▸ **EXERCISE INSTRUCTIONS**
In the entries that follow, how many lines contain "icon"? Answer with the number only.

>> start

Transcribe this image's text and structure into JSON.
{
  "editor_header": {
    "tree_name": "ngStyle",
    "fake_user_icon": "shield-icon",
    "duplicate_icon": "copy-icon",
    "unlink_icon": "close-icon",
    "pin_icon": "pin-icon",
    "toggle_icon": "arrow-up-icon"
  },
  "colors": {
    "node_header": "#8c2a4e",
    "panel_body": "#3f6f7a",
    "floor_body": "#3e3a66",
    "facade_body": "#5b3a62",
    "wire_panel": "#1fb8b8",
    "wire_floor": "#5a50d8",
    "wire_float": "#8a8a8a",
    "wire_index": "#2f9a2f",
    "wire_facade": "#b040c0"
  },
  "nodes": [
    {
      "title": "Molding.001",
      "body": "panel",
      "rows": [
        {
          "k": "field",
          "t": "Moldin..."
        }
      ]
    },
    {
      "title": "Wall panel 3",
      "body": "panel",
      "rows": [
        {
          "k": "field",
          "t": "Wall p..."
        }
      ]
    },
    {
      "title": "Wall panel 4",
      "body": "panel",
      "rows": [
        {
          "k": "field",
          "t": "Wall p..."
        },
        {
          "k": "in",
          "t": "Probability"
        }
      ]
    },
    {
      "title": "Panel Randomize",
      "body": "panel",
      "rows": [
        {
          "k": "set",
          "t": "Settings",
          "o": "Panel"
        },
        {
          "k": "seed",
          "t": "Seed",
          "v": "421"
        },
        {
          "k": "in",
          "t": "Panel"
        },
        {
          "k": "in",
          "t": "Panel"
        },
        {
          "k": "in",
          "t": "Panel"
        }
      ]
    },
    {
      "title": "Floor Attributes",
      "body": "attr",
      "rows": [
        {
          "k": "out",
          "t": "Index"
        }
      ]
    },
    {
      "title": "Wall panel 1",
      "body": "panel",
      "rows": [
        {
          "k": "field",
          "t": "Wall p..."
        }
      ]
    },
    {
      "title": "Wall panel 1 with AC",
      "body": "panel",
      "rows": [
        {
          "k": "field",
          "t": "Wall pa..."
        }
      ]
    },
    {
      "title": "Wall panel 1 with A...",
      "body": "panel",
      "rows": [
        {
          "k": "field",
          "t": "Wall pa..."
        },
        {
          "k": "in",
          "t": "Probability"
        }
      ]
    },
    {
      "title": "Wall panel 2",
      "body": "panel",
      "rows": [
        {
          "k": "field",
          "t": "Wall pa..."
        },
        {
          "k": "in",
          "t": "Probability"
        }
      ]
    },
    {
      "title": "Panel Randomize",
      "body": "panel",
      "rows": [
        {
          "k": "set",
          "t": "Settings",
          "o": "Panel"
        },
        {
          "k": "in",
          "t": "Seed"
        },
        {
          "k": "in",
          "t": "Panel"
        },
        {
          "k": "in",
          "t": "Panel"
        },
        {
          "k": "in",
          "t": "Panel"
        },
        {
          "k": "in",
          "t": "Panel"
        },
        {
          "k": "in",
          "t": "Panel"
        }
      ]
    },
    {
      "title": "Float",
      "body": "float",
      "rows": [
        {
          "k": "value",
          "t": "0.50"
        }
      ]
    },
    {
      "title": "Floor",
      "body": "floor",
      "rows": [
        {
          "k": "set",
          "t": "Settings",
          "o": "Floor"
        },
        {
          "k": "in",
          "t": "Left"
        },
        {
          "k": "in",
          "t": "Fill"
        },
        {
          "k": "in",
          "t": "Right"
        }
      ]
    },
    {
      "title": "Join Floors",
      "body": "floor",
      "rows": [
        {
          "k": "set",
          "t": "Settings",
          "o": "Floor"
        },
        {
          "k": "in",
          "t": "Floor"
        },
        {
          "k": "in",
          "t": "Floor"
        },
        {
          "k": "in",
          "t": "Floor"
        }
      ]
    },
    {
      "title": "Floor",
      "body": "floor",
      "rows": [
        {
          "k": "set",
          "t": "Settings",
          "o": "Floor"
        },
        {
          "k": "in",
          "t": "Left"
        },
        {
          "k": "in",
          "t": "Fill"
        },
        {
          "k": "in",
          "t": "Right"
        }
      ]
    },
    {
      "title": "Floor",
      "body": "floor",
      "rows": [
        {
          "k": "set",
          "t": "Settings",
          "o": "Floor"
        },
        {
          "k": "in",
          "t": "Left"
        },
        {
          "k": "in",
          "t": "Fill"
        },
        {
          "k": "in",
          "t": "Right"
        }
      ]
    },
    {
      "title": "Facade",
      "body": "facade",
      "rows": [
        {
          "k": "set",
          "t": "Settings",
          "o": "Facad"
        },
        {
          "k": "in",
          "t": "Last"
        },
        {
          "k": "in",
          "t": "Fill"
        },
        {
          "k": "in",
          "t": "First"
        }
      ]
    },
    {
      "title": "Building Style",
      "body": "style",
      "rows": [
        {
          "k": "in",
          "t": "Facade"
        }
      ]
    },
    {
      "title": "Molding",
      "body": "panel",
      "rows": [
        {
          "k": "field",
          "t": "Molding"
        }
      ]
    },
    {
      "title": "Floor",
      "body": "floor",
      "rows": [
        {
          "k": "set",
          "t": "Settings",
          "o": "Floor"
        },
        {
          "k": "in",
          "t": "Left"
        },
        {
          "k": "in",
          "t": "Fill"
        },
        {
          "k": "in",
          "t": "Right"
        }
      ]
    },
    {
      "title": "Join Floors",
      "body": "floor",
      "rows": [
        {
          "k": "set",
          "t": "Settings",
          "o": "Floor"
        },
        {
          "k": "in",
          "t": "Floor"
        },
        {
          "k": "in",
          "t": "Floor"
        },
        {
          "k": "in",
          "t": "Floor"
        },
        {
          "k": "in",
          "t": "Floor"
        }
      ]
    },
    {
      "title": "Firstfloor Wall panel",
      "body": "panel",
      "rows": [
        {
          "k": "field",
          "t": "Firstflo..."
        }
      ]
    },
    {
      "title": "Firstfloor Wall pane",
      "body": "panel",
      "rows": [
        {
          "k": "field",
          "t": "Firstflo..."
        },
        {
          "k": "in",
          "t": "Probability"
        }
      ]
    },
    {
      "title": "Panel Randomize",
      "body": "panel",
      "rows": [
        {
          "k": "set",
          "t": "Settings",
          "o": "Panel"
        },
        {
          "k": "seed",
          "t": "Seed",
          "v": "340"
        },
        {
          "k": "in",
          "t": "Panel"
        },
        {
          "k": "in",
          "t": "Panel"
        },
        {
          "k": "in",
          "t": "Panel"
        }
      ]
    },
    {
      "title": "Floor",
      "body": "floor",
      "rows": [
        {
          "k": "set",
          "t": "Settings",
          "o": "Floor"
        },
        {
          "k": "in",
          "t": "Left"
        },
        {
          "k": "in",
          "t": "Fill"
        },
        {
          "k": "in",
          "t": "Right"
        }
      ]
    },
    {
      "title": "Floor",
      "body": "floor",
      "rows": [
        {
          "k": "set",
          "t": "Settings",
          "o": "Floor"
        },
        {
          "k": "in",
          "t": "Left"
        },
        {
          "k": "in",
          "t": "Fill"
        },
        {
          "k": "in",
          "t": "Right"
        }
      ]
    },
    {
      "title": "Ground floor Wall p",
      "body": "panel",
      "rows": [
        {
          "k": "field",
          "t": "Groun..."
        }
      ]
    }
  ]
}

>> end
>> start

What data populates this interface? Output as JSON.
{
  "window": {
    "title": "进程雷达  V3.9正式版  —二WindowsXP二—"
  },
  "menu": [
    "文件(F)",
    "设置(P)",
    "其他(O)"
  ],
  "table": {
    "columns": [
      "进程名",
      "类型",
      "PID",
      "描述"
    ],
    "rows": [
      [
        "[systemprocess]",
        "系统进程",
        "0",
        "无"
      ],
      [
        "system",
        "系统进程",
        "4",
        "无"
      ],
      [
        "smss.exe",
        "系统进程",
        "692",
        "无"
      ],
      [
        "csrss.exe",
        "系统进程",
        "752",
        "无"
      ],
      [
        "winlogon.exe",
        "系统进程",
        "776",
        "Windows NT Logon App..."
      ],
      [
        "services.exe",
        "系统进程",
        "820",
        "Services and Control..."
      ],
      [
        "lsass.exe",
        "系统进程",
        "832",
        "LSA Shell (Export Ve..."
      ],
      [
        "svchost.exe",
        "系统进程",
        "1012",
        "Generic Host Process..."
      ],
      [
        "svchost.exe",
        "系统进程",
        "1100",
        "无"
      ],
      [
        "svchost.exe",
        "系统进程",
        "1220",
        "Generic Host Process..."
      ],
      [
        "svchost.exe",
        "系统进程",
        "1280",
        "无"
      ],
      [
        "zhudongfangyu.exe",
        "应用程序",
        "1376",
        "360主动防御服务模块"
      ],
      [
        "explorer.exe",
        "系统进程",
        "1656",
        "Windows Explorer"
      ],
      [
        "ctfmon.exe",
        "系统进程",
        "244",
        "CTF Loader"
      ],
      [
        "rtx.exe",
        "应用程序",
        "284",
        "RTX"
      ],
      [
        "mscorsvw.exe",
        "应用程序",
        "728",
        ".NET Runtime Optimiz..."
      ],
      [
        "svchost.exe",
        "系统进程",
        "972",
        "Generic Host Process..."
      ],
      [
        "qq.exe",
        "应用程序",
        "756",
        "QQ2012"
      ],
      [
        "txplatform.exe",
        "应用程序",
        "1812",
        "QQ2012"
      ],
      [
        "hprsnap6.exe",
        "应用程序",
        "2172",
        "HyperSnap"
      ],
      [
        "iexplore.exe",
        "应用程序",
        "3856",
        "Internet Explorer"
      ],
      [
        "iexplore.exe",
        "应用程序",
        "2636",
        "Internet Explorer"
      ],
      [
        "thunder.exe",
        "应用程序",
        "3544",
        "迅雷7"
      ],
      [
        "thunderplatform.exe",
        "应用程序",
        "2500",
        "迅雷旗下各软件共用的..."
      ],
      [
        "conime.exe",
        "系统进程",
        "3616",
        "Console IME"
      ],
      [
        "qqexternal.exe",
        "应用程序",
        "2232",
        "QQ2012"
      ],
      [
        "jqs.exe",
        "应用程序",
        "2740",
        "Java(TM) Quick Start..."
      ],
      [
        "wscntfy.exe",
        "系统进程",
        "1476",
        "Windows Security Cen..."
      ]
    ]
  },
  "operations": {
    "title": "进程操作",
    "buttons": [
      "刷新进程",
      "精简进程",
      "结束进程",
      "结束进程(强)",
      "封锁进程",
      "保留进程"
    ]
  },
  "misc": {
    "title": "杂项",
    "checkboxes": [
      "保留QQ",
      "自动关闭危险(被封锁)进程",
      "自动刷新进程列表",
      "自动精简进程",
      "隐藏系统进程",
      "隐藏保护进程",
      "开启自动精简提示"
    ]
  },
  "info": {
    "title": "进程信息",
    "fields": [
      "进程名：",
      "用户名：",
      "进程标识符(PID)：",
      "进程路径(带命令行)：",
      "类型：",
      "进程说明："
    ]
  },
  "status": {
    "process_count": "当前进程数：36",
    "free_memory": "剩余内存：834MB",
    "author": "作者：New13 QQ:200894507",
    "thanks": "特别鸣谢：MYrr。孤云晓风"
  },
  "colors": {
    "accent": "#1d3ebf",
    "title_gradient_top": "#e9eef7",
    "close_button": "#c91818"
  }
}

>> end

▸ **TASK OUTPUT**
5